*Problem requirements*
Every line of the material is to be repeated exactly as it stands.

*Records supplied*
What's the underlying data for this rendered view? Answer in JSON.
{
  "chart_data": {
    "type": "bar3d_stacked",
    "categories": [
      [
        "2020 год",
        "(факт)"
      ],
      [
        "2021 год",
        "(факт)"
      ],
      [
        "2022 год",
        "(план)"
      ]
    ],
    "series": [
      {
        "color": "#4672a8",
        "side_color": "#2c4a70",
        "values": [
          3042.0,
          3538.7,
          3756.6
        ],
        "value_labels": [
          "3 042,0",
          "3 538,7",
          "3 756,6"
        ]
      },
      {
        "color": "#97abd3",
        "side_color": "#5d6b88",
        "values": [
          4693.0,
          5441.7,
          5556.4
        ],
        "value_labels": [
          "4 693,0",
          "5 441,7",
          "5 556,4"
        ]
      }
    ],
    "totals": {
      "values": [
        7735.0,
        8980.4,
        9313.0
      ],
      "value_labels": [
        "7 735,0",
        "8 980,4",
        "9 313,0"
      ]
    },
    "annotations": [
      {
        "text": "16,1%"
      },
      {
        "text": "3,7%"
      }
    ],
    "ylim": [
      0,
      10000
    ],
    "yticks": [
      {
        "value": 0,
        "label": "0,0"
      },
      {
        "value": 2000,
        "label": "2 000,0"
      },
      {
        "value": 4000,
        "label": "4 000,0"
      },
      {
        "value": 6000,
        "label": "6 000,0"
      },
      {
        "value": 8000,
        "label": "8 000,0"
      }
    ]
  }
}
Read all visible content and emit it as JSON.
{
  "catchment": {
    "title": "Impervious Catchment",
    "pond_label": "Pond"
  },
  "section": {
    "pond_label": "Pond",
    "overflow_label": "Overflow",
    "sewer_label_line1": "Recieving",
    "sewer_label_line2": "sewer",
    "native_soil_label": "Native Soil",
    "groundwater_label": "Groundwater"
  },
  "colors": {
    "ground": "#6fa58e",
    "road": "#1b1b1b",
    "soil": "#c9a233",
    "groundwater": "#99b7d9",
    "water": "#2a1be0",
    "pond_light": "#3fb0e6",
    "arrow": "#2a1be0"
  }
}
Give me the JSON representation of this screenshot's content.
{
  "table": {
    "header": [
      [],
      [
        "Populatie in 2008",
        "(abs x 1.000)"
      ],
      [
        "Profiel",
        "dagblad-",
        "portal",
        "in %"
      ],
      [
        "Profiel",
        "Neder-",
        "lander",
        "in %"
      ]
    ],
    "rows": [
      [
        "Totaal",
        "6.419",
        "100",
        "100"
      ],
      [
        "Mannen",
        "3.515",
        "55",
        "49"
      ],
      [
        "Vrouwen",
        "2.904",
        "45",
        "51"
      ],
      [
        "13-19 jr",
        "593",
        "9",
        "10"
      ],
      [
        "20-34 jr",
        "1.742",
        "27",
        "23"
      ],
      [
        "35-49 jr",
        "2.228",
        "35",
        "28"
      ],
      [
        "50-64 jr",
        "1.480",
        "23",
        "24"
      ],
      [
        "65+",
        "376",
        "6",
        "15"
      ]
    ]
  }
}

*Task output*
What's the underlying data for this rendered view? Answer in JSON.
{
  "chart_data": {
    "type": "bar3d_stacked",
    "categories": [
      [
        "2020 год",
        "(факт)"
      ],
      [
        "2021 год",
        "(факт)"
      ],
      [
        "2022 год",
        "(план)"
      ]
    ],
    "series": [
      {
        "color": "#4672a8",
        "side_color": "#2c4a70",
        "values": [
          3042.0,
          3538.7,
          3756.6
        ],
        "value_labels": [
          "3 042,0",
          "3 538,7",
          "3 756,6"
        ]
      },
      {
        "color": "#97abd3",
        "side_color": "#5d6b88",
        "values": [
          4693.0,
          5441.7,
          5556.4
        ],
        "value_labels": [
          "4 693,0",
          "5 441,7",
          "5 556,4"
        ]
      }
    ],
    "totals": {
      "values": [
        7735.0,
        8980.4,
        9313.0
      ],
      "value_labels": [
        "7 735,0",
        "8 980,4",
        "9 313,0"
      ]
    },
    "annotations": [
      {
        "text": "16,1%"
      },
      {
        "text": "3,7%"
      }
    ],
    "ylim": [
      0,
      10000
    ],
    "yticks": [
      {
        "value": 0,
        "label": "0,0"
      },
      {
        "value": 2000,
        "label": "2 000,0"
      },
      {
        "value": 4000,
        "label": "4 000,0"
      },
      {
        "value": 6000,
        "label": "6 000,0"
      },
      {
        "value": 8000,
        "label": "8 000,0"
      }
    ]
  }
}
Read all visible content and emit it as JSON.
{
  "catchment": {
    "title": "Impervious Catchment",
    "pond_label": "Pond"
  },
  "section": {
    "pond_label": "Pond",
    "overflow_label": "Overflow",
    "sewer_label_line1": "Recieving",
    "sewer_label_line2": "sewer",
    "native_soil_label": "Native Soil",
    "groundwater_label": "Groundwater"
  },
  "colors": {
    "ground": "#6fa58e",
    "road": "#1b1b1b",
    "soil": "#c9a233",
    "groundwater": "#99b7d9",
    "water": "#2a1be0",
    "pond_light": "#3fb0e6",
    "arrow": "#2a1be0"
  }
}
Give me the JSON representation of this screenshot's content.
{
  "table": {
    "header": [
      [],
      [
        "Populatie in 2008",
        "(abs x 1.000)"
      ],
      [
        "Profiel",
        "dagblad-",
        "portal",
        "in %"
      ],
      [
        "Profiel",
        "Neder-",
        "lander",
        "in %"
      ]
    ],
    "rows": [
      [
        "Totaal",
        "6.419",
        "100",
        "100"
      ],
      [
        "Mannen",
        "3.515",
        "55",
        "49"
      ],
      [
        "Vrouwen",
        "2.904",
        "45",
        "51"
      ],
      [
        "13-19 jr",
        "593",
        "9",
        "10"
      ],
      [
        "20-34 jr",
        "1.742",
        "27",
        "23"
      ],
      [
        "35-49 jr",
        "2.228",
        "35",
        "28"
      ],
      [
        "50-64 jr",
        "1.480",
        "23",
        "24"
      ],
      [
        "65+",
        "376",
        "6",
        "15"
      ]
    ]
  }
}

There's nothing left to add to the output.